Rewrite all of the records below with every "chevron-down-icon" changed to "caret-down-icon" and nothing else altered, and omit the pictures from your answer.

***

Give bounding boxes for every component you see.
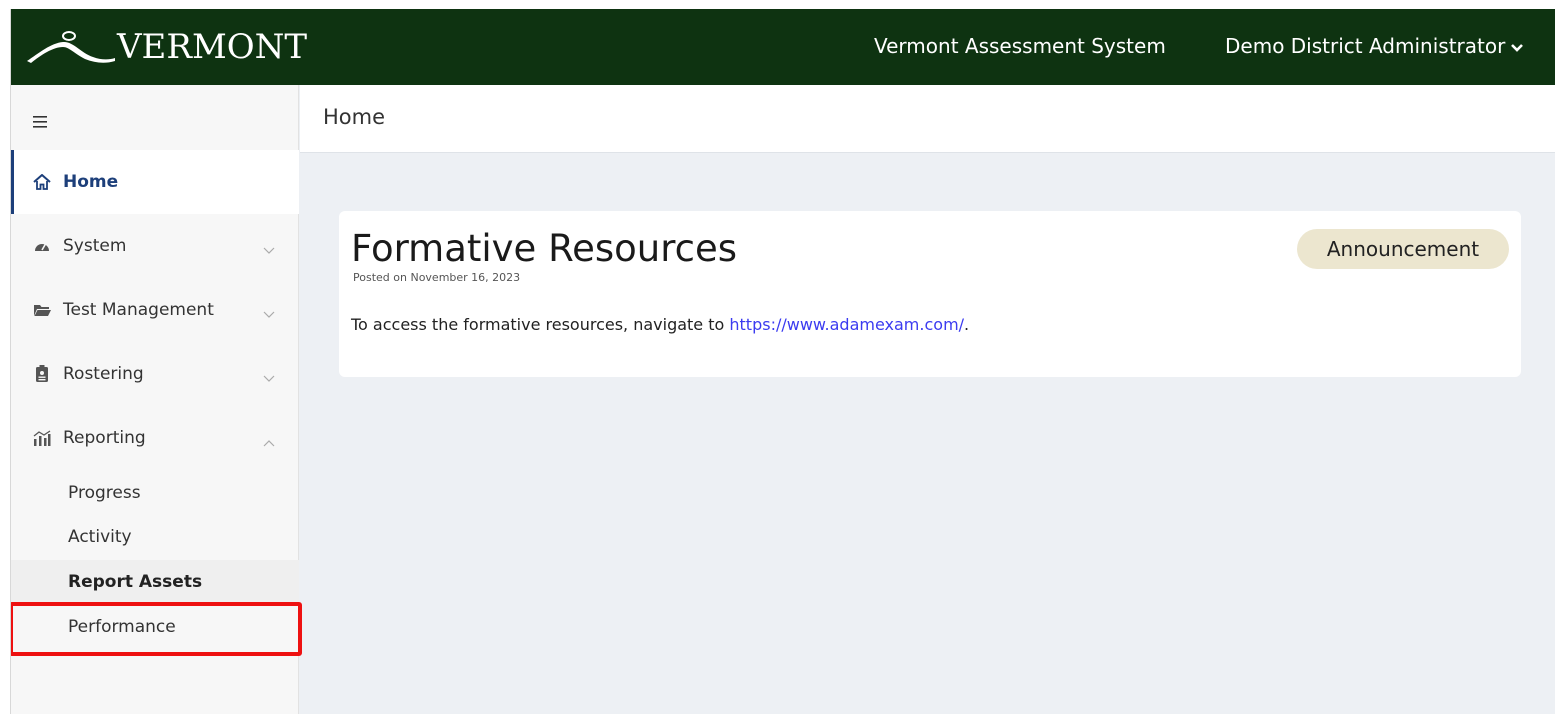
logo-text: VERMONT (117, 27, 308, 67)
chevron-down-icon (263, 368, 275, 388)
announcement-card: Formative Resources Posted on November 1… (339, 211, 1521, 377)
system-title: Vermont Assessment System (874, 34, 1166, 58)
announcement-badge: Announcement (1297, 229, 1509, 269)
sidebar-item-home[interactable]: Home (11, 150, 299, 214)
sidebar-item-label: Rostering (63, 364, 144, 384)
sidebar-item-reporting[interactable]: Reporting (11, 406, 299, 470)
body-text: To access the formative resources, navig… (351, 315, 730, 334)
sidebar-item-label: Test Management (63, 300, 214, 320)
sidebar-item-label: Home (63, 172, 119, 192)
chevron-up-icon (263, 432, 275, 452)
body-suffix: . (964, 315, 970, 334)
announcement-title: Formative Resources (351, 227, 738, 270)
performance-highlight-box (11, 602, 302, 656)
sidebar-item-system[interactable]: System (11, 214, 299, 278)
user-name: Demo District Administrator (1225, 34, 1506, 58)
home-icon (33, 173, 51, 191)
announcement-body: To access the formative resources, navig… (351, 315, 969, 334)
sidebar-subitem-report-assets[interactable]: Report Assets (11, 560, 299, 604)
chevron-down-icon (1511, 33, 1524, 59)
gauge-icon (33, 237, 51, 255)
sidebar-item-test-management[interactable]: Test Management (11, 278, 299, 342)
formative-resources-link[interactable]: https://www.adamexam.com/ (729, 315, 964, 334)
app-frame: VERMONT Vermont Assessment System Demo D… (10, 9, 1555, 714)
breadcrumb: Home (323, 105, 386, 129)
breadcrumb-bar: Home (300, 85, 1555, 153)
chevron-down-icon (263, 240, 275, 260)
chart-icon (33, 429, 51, 447)
mountain-logo-icon (27, 31, 115, 63)
id-badge-icon (33, 365, 51, 383)
hamburger-icon[interactable] (33, 112, 49, 132)
sidebar-item-label: System (63, 236, 127, 256)
sidebar-subitem-progress[interactable]: Progress (11, 471, 299, 515)
user-menu[interactable]: Demo District Administrator (1225, 33, 1524, 59)
vermont-logo[interactable]: VERMONT (25, 19, 307, 75)
announcement-date: Posted on November 16, 2023 (353, 271, 521, 284)
chevron-down-icon (263, 304, 275, 324)
folder-icon (33, 301, 51, 319)
sidebar-item-label: Reporting (63, 428, 146, 448)
sidebar-item-rostering[interactable]: Rostering (11, 342, 299, 406)
sidebar: Home System Test Management Rostering Re… (11, 85, 302, 714)
sidebar-subitem-activity[interactable]: Activity (11, 515, 299, 559)
top-bar: VERMONT Vermont Assessment System Demo D… (11, 9, 1555, 85)
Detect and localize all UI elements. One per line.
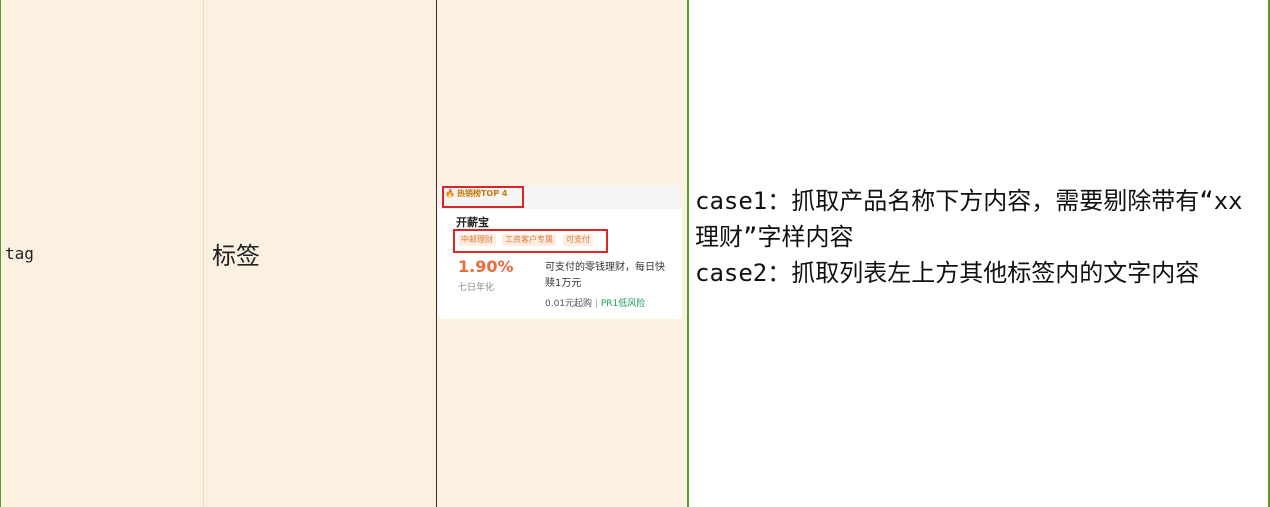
table-row: tag 标签 case1：抓取产品名称下方内容，需要剔除带有“xx理财”字样内容… bbox=[0, 0, 1270, 507]
product-name: 开薪宝 bbox=[456, 216, 489, 229]
field-cell: tag bbox=[0, 0, 204, 507]
rate-value: 1.90% bbox=[458, 257, 514, 276]
product-description: 可支付的零钱理财，每日快赎1万元 bbox=[545, 262, 665, 289]
hot-badge-text: 热销榜TOP 4 bbox=[456, 189, 508, 198]
meta-separator: | bbox=[594, 299, 598, 309]
description-cell: case1：抓取产品名称下方内容，需要剔除带有“xx理财”字样内容 case2：… bbox=[689, 0, 1270, 507]
field-name: tag bbox=[5, 244, 34, 263]
product-card-screenshot: 🔥 热销榜TOP 4 开薪宝 中邮理财 工资客户专属 可支付 1.90% 七日年化… bbox=[438, 185, 682, 319]
fire-icon: 🔥 bbox=[445, 189, 455, 198]
risk-level: PR1低风险 bbox=[600, 299, 646, 309]
field-label-zh: 标签 bbox=[212, 242, 260, 270]
min-amount: 0.01元起购 bbox=[545, 299, 593, 309]
product-tag: 中邮理财 bbox=[458, 234, 496, 246]
rate-label: 七日年化 bbox=[458, 283, 495, 293]
product-meta: 0.01元起购 | PR1低风险 bbox=[545, 296, 645, 309]
label-cell: 标签 bbox=[204, 0, 437, 507]
rule-description: case1：抓取产品名称下方内容，需要剔除带有“xx理财”字样内容 case2：… bbox=[695, 187, 1243, 287]
hot-badge: 🔥 热销榜TOP 4 bbox=[445, 188, 507, 199]
product-tag: 可支付 bbox=[563, 234, 593, 246]
product-tag: 工资客户专属 bbox=[502, 234, 556, 246]
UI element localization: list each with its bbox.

***

> [EXERCISE OUTPUT]
Give bounding boxes for every component you see.
logo-text: VERMONT (117, 27, 308, 67)
caret-down-icon (263, 368, 275, 388)
announcement-card: Formative Resources Posted on November 1… (339, 211, 1521, 377)
system-title: Vermont Assessment System (874, 34, 1166, 58)
announcement-badge: Announcement (1297, 229, 1509, 269)
sidebar-item-home[interactable]: Home (11, 150, 299, 214)
sidebar-item-label: Rostering (63, 364, 144, 384)
sidebar-item-reporting[interactable]: Reporting (11, 406, 299, 470)
body-text: To access the formative resources, navig… (351, 315, 730, 334)
sidebar-item-label: Test Management (63, 300, 214, 320)
sidebar-item-label: Home (63, 172, 119, 192)
chevron-up-icon (263, 432, 275, 452)
body-suffix: . (964, 315, 970, 334)
announcement-title: Formative Resources (351, 227, 738, 270)
performance-highlight-box (11, 602, 302, 656)
sidebar-item-system[interactable]: System (11, 214, 299, 278)
user-name: Demo District Administrator (1225, 34, 1506, 58)
home-icon (33, 173, 51, 191)
announcement-body: To access the formative resources, navig… (351, 315, 969, 334)
sidebar-subitem-report-assets[interactable]: Report Assets (11, 560, 299, 604)
caret-down-icon (1511, 33, 1524, 59)
gauge-icon (33, 237, 51, 255)
sidebar-item-test-management[interactable]: Test Management (11, 278, 299, 342)
formative-resources-link[interactable]: https://www.adamexam.com/ (729, 315, 964, 334)
app-frame: VERMONT Vermont Assessment System Demo D… (10, 9, 1555, 714)
breadcrumb: Home (323, 105, 386, 129)
breadcrumb-bar: Home (300, 85, 1555, 153)
caret-down-icon (263, 240, 275, 260)
chart-icon (33, 429, 51, 447)
mountain-logo-icon (27, 31, 115, 63)
id-badge-icon (33, 365, 51, 383)
hamburger-icon[interactable] (33, 112, 49, 132)
sidebar-item-label: System (63, 236, 127, 256)
sidebar-subitem-progress[interactable]: Progress (11, 471, 299, 515)
user-menu[interactable]: Demo District Administrator (1225, 33, 1524, 59)
vermont-logo[interactable]: VERMONT (25, 19, 307, 75)
announcement-date: Posted on November 16, 2023 (353, 271, 521, 284)
caret-down-icon (263, 304, 275, 324)
folder-icon (33, 301, 51, 319)
sidebar-item-label: Reporting (63, 428, 146, 448)
sidebar-item-rostering[interactable]: Rostering (11, 342, 299, 406)
sidebar: Home System Test Management Rostering Re… (11, 85, 302, 714)
sidebar-subitem-activity[interactable]: Activity (11, 515, 299, 559)
top-bar: VERMONT Vermont Assessment System Demo D… (11, 9, 1555, 85)
Detect and localize all UI elements. One per line.
table-row: tag 标签 case1：抓取产品名称下方内容，需要剔除带有“xx理财”字样内容… bbox=[0, 0, 1270, 507]
product-name: 开薪宝 bbox=[456, 216, 489, 229]
field-cell: tag bbox=[0, 0, 204, 507]
rate-value: 1.90% bbox=[458, 257, 514, 276]
product-description: 可支付的零钱理财，每日快赎1万元 bbox=[545, 262, 665, 289]
hot-badge-text: 热销榜TOP 4 bbox=[456, 189, 508, 198]
meta-separator: | bbox=[594, 299, 598, 309]
description-cell: case1：抓取产品名称下方内容，需要剔除带有“xx理财”字样内容 case2：… bbox=[689, 0, 1270, 507]
field-name: tag bbox=[5, 244, 34, 263]
product-card-screenshot: 🔥 热销榜TOP 4 开薪宝 中邮理财 工资客户专属 可支付 1.90% 七日年化… bbox=[438, 185, 682, 319]
fire-icon: 🔥 bbox=[445, 189, 455, 198]
risk-level: PR1低风险 bbox=[600, 299, 646, 309]
field-label-zh: 标签 bbox=[212, 242, 260, 270]
min-amount: 0.01元起购 bbox=[545, 299, 593, 309]
product-tag: 中邮理财 bbox=[458, 234, 496, 246]
rate-label: 七日年化 bbox=[458, 283, 495, 293]
product-meta: 0.01元起购 | PR1低风险 bbox=[545, 296, 645, 309]
label-cell: 标签 bbox=[204, 0, 437, 507]
rule-description: case1：抓取产品名称下方内容，需要剔除带有“xx理财”字样内容 case2：… bbox=[695, 187, 1243, 287]
hot-badge: 🔥 热销榜TOP 4 bbox=[445, 188, 507, 199]
product-tag: 可支付 bbox=[563, 234, 593, 246]
product-tag: 工资客户专属 bbox=[502, 234, 556, 246]
UI element localization: list each with its bbox.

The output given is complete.